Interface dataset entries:

----------

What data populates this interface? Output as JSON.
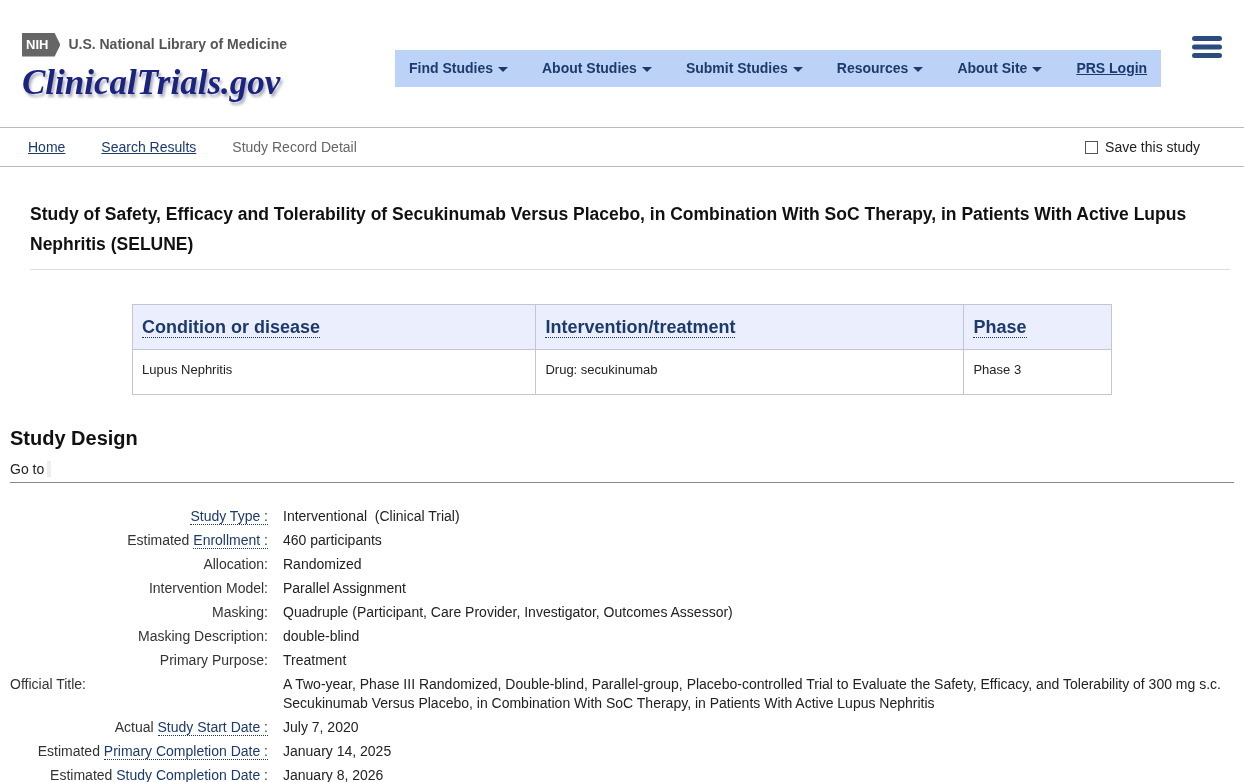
{
  "header": {
    "agency": "U.S. National Library of Medicine",
    "agency_badge": "NIH",
    "site_title": "ClinicalTrials.gov"
  },
  "nav": [
    {
      "label": "Find Studies",
      "dropdown": true
    },
    {
      "label": "About Studies",
      "dropdown": true
    },
    {
      "label": "Submit Studies",
      "dropdown": true
    },
    {
      "label": "Resources",
      "dropdown": true
    },
    {
      "label": "About Site",
      "dropdown": true
    },
    {
      "label": "PRS Login",
      "dropdown": false
    }
  ],
  "breadcrumbs": [
    {
      "label": "Home",
      "link": true
    },
    {
      "label": "Search Results",
      "link": true
    },
    {
      "label": "Study Record Detail",
      "link": false
    }
  ],
  "save_study": {
    "label": "Save this study",
    "checked": false
  },
  "study_title": "Study of Safety, Efficacy and Tolerability of Secukinumab Versus Placebo, in Combination With SoC Therapy, in Patients With Active Lupus Nephritis (SELUNE)",
  "summary_table": {
    "columns": [
      "Condition or disease",
      "Intervention/treatment",
      "Phase"
    ],
    "rows": [
      [
        "Lupus Nephritis",
        "Drug: secukinumab",
        "Phase 3"
      ]
    ]
  },
  "study_design": {
    "heading": "Study Design",
    "goto": "Go to",
    "rows": [
      {
        "kind": "linked",
        "prefix": "",
        "term": "Study Type :",
        "value": "Interventional  (Clinical Trial)"
      },
      {
        "kind": "linked",
        "prefix": "Estimated",
        "term": "Enrollment :",
        "value": "460 participants"
      },
      {
        "kind": "plain",
        "label": "Allocation:",
        "value": "Randomized"
      },
      {
        "kind": "plain",
        "label": "Intervention Model:",
        "value": "Parallel Assignment"
      },
      {
        "kind": "plain",
        "label": "Masking:",
        "value": "Quadruple (Participant, Care Provider, Investigator, Outcomes Assessor)"
      },
      {
        "kind": "plain",
        "label": "Masking Description:",
        "value": "double-blind"
      },
      {
        "kind": "plain",
        "label": "Primary Purpose:",
        "value": "Treatment"
      },
      {
        "kind": "wide",
        "label": "Official Title:",
        "value": "A Two-year, Phase III Randomized, Double-blind, Parallel-group, Placebo-controlled Trial to Evaluate the Safety, Efficacy, and Tolerability of 300 mg s.c. Secukinumab Versus Placebo, in Combination With SoC Therapy, in Patients With Active Lupus Nephritis"
      },
      {
        "kind": "linked",
        "prefix": "Actual",
        "term": "Study Start Date :",
        "value": "July 7, 2020"
      },
      {
        "kind": "linked",
        "prefix": "Estimated",
        "term": "Primary Completion Date :",
        "value": "January 14, 2025"
      },
      {
        "kind": "linked",
        "prefix": "Estimated",
        "term": "Study Completion Date :",
        "value": "January 8, 2026"
      }
    ]
  }
}
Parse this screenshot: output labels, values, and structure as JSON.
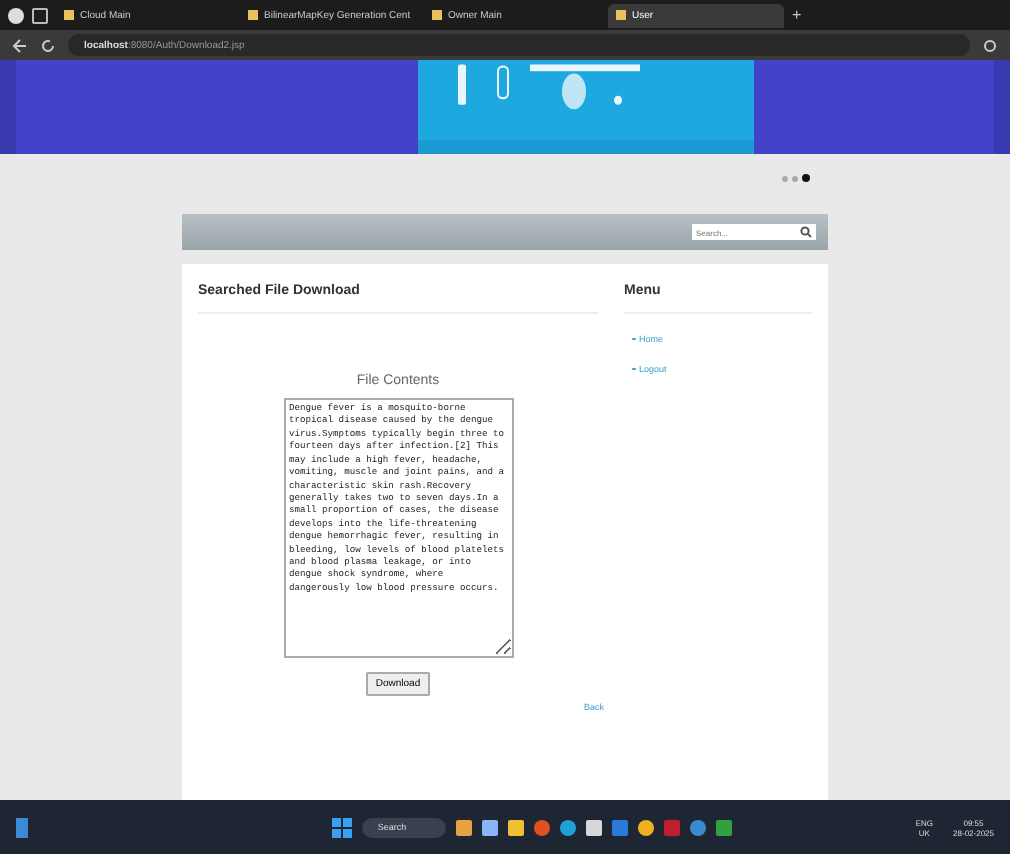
{
  "browser": {
    "tabs": [
      {
        "label": "Cloud Main",
        "selected": false
      },
      {
        "label": "BilinearMapKey Generation Cent",
        "selected": false
      },
      {
        "label": "Owner Main",
        "selected": false
      },
      {
        "label": "User",
        "selected": true
      }
    ],
    "new_tab": "+",
    "url_host": "localhost",
    "url_path": ":8080/Auth/Download2.jsp"
  },
  "slider_dots": [
    {
      "selected": false
    },
    {
      "selected": false
    },
    {
      "selected": true
    }
  ],
  "search": {
    "placeholder": "Search..."
  },
  "main": {
    "title": "Searched File Download",
    "subtitle": "File Contents",
    "content": "Dengue fever is a mosquito-borne tropical disease caused by the dengue virus.Symptoms typically begin three to fourteen days after infection.[2] This may include a high fever, headache, vomiting, muscle and joint pains, and a characteristic skin rash.Recovery generally takes two to seven days.In a small proportion of cases, the disease develops into the life-threatening dengue hemorrhagic fever, resulting in bleeding, low levels of blood platelets and blood plasma leakage, or into dengue shock syndrome, where dangerously low blood pressure occurs.",
    "button": "Download",
    "back": "Back"
  },
  "menu": {
    "title": "Menu",
    "items": [
      "Home",
      "Logout"
    ]
  },
  "taskbar": {
    "search": "Search",
    "lang": "ENG",
    "region": "UK",
    "time": "09:55",
    "date": "28-02-2025"
  }
}
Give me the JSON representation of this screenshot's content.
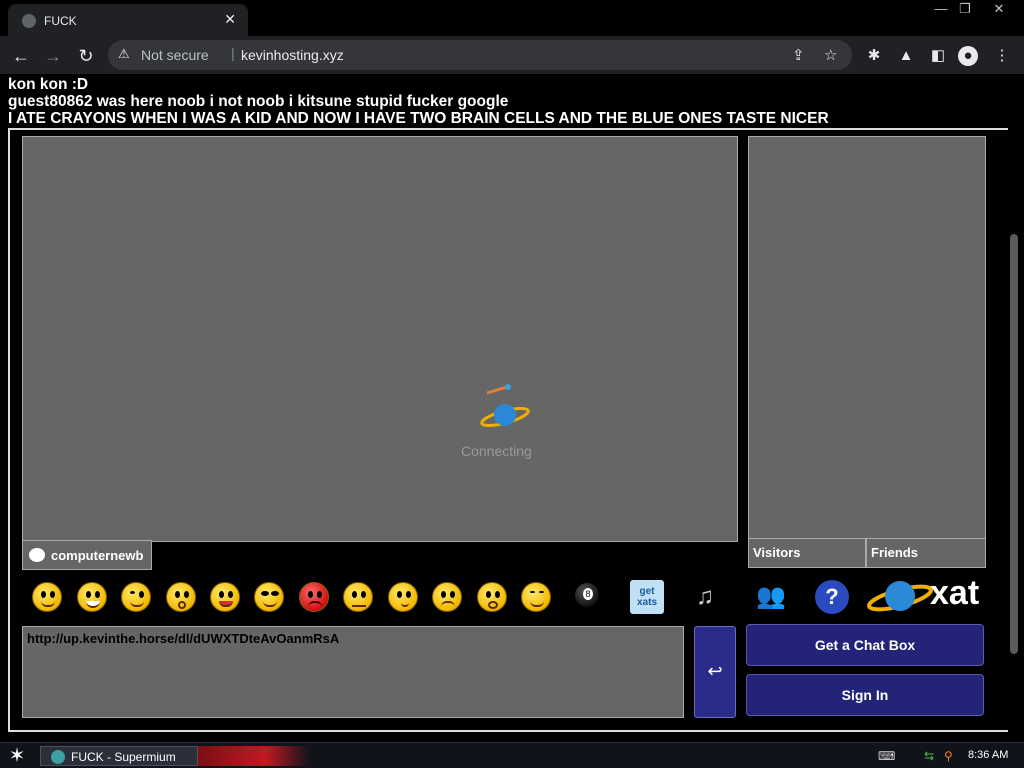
{
  "browser": {
    "tab_title": "FUCK",
    "tab_close": "✕",
    "window_controls": [
      "—",
      "❐",
      "✕"
    ],
    "security_label": "Not secure",
    "separator": "|",
    "url": "kevinhosting.xyz"
  },
  "page": {
    "messages": [
      "kon kon :D",
      "guest80862 was here noob i not noob i kitsune stupid fucker google",
      "I ATE CRAYONS WHEN I WAS A KID AND NOW I HAVE TWO BRAIN CELLS AND THE BLUE ONES TASTE NICER"
    ]
  },
  "chat": {
    "status": "Connecting",
    "user_tab": "computernewb",
    "visitors_tab": "Visitors",
    "friends_tab": "Friends",
    "input_value": "http://up.kevinthe.horse/dl/dUWXTDteAvOanmRsA",
    "send_symbol": "↩",
    "get_chat_box": "Get a Chat Box",
    "sign_in": "Sign In",
    "logo_text": "xat",
    "get_xats": "get xats",
    "help_symbol": "?",
    "eight_ball": "8"
  },
  "taskbar": {
    "task_label": "FUCK - Supermium",
    "clock": "8:36 AM"
  }
}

----------

### EXERCISE:
In the entries above, find each line with the word "Active" and return it.

### RESULT FOR THIS TASK:
  "study_title": "Study of Safety, Efficacy and Tolerability of Secukinumab Versus Placebo, in Combination With SoC Therapy, in Patients With Active Lupus Nephritis (SELUNE)",
        "value": "A Two-year, Phase III Randomized, Double-blind, Parallel-group, Placebo-controlled Trial to Evaluate the Safety, Efficacy, and Tolerability of 300 mg s.c. Secukinumab Versus Placebo, in Combination With SoC Therapy, in Patients With Active Lupus Nephritis"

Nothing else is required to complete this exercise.